**Extracted data entries**
+---+

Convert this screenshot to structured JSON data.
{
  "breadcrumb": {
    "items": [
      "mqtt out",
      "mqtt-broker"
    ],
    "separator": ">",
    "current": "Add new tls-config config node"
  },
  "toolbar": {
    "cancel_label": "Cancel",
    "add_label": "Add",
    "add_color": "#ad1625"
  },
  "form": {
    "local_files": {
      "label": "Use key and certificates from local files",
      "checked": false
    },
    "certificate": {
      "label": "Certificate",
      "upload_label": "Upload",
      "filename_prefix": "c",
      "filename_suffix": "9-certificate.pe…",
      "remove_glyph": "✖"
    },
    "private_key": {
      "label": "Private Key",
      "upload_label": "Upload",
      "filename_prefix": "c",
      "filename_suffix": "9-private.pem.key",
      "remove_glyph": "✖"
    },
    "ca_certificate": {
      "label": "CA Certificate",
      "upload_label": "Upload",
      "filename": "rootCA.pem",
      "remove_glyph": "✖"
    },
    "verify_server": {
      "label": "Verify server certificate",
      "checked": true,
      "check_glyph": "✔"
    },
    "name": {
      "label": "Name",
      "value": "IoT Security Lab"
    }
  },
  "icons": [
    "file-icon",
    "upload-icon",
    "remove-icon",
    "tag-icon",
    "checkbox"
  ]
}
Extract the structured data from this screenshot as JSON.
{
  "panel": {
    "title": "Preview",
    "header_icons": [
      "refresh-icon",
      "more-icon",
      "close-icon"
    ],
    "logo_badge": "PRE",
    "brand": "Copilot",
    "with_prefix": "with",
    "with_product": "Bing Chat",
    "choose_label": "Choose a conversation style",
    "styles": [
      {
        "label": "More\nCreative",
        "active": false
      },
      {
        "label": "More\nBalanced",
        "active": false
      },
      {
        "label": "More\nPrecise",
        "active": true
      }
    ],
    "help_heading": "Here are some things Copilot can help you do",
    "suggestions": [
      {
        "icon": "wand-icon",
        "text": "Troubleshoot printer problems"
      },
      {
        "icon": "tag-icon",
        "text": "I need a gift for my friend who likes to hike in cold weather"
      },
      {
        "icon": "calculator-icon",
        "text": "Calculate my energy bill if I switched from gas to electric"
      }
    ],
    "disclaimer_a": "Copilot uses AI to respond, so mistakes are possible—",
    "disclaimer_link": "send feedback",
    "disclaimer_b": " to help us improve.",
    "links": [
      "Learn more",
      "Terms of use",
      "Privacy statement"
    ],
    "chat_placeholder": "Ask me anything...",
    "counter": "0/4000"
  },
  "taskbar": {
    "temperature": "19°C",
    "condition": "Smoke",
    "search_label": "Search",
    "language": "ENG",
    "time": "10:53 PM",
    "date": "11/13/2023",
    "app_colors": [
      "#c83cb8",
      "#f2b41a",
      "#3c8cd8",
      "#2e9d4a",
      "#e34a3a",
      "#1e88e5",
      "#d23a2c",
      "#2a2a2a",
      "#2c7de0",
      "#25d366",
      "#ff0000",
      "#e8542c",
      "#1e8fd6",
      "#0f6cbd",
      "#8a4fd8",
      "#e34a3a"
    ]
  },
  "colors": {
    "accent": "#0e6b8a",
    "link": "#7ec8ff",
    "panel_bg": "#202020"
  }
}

+---+

**The problem**
Return each line of the records above exactly as it reads.

**Written answer**
Convert this screenshot to structured JSON data.
{
  "breadcrumb": {
    "items": [
      "mqtt out",
      "mqtt-broker"
    ],
    "separator": ">",
    "current": "Add new tls-config config node"
  },
  "toolbar": {
    "cancel_label": "Cancel",
    "add_label": "Add",
    "add_color": "#ad1625"
  },
  "form": {
    "local_files": {
      "label": "Use key and certificates from local files",
      "checked": false
    },
    "certificate": {
      "label": "Certificate",
      "upload_label": "Upload",
      "filename_prefix": "c",
      "filename_suffix": "9-certificate.pe…",
      "remove_glyph": "✖"
    },
    "private_key": {
      "label": "Private Key",
      "upload_label": "Upload",
      "filename_prefix": "c",
      "filename_suffix": "9-private.pem.key",
      "remove_glyph": "✖"
    },
    "ca_certificate": {
      "label": "CA Certificate",
      "upload_label": "Upload",
      "filename": "rootCA.pem",
      "remove_glyph": "✖"
    },
    "verify_server": {
      "label": "Verify server certificate",
      "checked": true,
      "check_glyph": "✔"
    },
    "name": {
      "label": "Name",
      "value": "IoT Security Lab"
    }
  },
  "icons": [
    "file-icon",
    "upload-icon",
    "remove-icon",
    "tag-icon",
    "checkbox"
  ]
}
Extract the structured data from this screenshot as JSON.
{
  "panel": {
    "title": "Preview",
    "header_icons": [
      "refresh-icon",
      "more-icon",
      "close-icon"
    ],
    "logo_badge": "PRE",
    "brand": "Copilot",
    "with_prefix": "with",
    "with_product": "Bing Chat",
    "choose_label": "Choose a conversation style",
    "styles": [
      {
        "label": "More\nCreative",
        "active": false
      },
      {
        "label": "More\nBalanced",
        "active": false
      },
      {
        "label": "More\nPrecise",
        "active": true
      }
    ],
    "help_heading": "Here are some things Copilot can help you do",
    "suggestions": [
      {
        "icon": "wand-icon",
        "text": "Troubleshoot printer problems"
      },
      {
        "icon": "tag-icon",
        "text": "I need a gift for my friend who likes to hike in cold weather"
      },
      {
        "icon": "calculator-icon",
        "text": "Calculate my energy bill if I switched from gas to electric"
      }
    ],
    "disclaimer_a": "Copilot uses AI to respond, so mistakes are possible—",
    "disclaimer_link": "send feedback",
    "disclaimer_b": " to help us improve.",
    "links": [
      "Learn more",
      "Terms of use",
      "Privacy statement"
    ],
    "chat_placeholder": "Ask me anything...",
    "counter": "0/4000"
  },
  "taskbar": {
    "temperature": "19°C",
    "condition": "Smoke",
    "search_label": "Search",
    "language": "ENG",
    "time": "10:53 PM",
    "date": "11/13/2023",
    "app_colors": [
      "#c83cb8",
      "#f2b41a",
      "#3c8cd8",
      "#2e9d4a",
      "#e34a3a",
      "#1e88e5",
      "#d23a2c",
      "#2a2a2a",
      "#2c7de0",
      "#25d366",
      "#ff0000",
      "#e8542c",
      "#1e8fd6",
      "#0f6cbd",
      "#8a4fd8",
      "#e34a3a"
    ]
  },
  "colors": {
    "accent": "#0e6b8a",
    "link": "#7ec8ff",
    "panel_bg": "#202020"
  }
}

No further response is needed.